**Work required**
Would you pull out every line of the material that contains the string "Bradley"?
────────────────
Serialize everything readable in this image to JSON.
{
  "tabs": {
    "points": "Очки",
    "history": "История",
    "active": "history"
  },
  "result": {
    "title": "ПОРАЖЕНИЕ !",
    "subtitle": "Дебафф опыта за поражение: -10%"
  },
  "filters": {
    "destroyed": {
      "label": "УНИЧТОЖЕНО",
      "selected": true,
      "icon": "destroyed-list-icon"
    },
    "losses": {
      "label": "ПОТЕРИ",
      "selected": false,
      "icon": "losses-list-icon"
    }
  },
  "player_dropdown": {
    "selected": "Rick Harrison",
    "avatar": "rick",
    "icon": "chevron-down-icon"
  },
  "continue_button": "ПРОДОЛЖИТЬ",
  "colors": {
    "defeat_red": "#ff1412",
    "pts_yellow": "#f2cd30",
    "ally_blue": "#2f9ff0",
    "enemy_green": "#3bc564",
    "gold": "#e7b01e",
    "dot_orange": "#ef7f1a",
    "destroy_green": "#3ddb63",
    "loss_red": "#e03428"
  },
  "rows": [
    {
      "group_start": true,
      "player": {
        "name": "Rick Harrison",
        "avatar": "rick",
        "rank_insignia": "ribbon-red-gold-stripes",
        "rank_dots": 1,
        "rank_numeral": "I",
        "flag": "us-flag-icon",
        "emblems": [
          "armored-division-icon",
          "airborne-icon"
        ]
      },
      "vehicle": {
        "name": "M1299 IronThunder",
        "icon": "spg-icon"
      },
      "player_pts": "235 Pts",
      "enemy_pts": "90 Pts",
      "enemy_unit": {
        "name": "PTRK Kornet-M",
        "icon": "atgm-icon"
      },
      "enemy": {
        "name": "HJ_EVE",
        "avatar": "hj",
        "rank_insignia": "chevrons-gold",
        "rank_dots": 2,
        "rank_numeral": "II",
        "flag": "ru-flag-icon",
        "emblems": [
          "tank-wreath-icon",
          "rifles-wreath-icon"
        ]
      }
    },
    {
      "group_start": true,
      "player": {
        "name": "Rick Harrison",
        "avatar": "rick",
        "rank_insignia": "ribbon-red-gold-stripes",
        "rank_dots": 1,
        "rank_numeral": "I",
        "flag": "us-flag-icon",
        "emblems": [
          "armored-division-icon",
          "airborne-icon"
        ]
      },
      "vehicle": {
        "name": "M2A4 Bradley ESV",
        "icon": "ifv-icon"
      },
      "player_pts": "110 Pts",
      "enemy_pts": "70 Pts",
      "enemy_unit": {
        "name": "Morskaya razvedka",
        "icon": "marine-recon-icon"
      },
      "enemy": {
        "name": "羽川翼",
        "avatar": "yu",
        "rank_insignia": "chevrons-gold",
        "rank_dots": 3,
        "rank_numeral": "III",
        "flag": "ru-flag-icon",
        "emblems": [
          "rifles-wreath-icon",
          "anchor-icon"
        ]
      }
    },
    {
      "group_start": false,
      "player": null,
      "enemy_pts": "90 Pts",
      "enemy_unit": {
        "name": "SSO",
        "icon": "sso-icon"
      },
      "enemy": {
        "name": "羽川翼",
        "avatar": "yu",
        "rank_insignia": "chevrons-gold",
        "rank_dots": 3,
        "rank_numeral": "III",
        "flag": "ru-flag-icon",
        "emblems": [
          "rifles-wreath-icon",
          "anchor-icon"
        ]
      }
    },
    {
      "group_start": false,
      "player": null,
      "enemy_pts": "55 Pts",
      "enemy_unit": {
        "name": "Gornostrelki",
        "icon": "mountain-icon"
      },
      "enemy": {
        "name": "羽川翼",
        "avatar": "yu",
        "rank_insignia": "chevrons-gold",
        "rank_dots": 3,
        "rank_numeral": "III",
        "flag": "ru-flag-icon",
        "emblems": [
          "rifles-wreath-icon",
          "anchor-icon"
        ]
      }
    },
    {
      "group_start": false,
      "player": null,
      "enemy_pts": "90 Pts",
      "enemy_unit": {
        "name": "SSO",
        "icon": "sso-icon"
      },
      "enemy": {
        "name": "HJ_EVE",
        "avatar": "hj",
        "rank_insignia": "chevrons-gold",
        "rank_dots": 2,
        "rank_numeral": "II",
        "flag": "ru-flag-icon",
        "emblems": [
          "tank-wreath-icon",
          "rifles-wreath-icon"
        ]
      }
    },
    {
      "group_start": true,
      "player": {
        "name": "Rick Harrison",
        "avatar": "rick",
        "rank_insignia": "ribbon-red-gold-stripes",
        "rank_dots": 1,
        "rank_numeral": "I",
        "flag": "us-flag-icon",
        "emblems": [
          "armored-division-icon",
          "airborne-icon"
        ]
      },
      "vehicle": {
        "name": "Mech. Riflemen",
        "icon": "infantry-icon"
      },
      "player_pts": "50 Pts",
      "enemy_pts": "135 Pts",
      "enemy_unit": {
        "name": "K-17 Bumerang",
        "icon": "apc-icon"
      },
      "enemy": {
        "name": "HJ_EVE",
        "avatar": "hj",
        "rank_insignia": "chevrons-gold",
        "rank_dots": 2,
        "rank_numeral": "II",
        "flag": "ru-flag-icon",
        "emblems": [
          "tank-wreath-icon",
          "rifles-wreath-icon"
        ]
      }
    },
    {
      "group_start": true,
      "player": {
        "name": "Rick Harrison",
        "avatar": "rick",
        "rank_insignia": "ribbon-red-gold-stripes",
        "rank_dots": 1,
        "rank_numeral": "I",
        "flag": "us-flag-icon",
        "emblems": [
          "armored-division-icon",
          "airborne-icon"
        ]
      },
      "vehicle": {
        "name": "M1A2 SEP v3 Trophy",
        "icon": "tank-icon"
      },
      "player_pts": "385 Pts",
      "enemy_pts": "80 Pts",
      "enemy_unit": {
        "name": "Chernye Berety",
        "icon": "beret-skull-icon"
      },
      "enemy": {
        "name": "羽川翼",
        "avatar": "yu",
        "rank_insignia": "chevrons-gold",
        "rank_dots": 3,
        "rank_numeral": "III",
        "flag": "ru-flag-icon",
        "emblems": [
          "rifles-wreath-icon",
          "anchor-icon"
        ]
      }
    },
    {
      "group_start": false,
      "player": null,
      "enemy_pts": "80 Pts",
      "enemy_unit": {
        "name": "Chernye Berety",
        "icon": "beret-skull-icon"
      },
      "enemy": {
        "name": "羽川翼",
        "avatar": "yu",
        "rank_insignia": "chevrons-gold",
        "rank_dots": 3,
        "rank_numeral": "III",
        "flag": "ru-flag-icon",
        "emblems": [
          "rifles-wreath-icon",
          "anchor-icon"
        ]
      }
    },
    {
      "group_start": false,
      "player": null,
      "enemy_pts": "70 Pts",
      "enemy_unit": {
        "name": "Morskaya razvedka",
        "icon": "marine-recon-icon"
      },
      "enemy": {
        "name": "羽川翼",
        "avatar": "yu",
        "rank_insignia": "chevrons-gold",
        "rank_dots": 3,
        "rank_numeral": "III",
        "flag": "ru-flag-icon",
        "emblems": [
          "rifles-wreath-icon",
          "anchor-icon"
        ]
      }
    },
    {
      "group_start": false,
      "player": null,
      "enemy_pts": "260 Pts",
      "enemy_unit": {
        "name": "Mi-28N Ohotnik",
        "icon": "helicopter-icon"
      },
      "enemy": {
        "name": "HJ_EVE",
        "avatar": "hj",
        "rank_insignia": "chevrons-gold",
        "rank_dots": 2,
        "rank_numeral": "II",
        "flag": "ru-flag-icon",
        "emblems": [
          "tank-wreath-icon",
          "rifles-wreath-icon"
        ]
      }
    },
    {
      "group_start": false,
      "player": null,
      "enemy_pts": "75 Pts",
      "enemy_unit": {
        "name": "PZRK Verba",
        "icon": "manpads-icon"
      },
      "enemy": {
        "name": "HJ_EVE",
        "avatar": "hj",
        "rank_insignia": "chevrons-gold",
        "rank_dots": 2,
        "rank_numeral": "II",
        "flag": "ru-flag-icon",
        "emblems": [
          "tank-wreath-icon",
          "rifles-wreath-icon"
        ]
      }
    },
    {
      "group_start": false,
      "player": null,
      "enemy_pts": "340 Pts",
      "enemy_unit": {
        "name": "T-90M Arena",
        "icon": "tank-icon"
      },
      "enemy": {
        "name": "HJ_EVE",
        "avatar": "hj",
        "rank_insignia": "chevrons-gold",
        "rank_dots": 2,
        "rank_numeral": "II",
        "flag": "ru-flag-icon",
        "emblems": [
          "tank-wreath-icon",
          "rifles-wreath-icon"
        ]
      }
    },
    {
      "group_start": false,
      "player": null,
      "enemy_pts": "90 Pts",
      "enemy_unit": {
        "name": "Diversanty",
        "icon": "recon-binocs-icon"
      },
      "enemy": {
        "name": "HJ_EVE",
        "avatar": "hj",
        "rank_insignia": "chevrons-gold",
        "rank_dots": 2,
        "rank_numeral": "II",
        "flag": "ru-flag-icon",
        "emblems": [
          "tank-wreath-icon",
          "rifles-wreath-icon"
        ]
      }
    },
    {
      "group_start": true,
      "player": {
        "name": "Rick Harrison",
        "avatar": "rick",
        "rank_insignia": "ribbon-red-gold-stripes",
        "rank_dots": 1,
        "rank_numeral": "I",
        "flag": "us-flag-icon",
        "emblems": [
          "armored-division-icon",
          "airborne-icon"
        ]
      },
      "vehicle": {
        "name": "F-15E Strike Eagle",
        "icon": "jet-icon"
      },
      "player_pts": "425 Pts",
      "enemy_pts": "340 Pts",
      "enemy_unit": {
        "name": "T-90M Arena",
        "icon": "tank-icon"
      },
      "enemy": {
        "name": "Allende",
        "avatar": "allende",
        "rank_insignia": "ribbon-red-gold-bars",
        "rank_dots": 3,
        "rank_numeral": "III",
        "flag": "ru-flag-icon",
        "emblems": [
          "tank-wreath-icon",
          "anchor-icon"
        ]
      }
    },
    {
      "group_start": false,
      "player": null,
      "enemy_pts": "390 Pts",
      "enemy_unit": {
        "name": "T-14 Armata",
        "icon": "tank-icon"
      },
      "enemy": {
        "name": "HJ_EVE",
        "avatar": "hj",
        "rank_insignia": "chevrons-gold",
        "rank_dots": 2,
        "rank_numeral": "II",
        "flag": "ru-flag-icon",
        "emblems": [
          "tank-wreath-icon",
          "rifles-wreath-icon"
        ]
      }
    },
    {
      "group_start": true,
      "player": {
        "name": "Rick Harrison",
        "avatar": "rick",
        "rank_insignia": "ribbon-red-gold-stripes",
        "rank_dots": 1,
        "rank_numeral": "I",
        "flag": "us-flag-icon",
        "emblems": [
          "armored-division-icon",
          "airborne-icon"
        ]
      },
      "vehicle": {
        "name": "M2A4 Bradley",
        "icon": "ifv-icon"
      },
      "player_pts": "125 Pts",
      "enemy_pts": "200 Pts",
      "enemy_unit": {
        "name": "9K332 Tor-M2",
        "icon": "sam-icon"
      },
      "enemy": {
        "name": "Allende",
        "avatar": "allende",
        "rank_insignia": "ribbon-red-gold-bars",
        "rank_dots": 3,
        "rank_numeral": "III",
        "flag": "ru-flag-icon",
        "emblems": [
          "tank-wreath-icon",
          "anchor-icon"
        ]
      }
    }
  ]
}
────────────────
**Final result**
        "name": "M2A4 Bradley ESV",
        "name": "M2A4 Bradley",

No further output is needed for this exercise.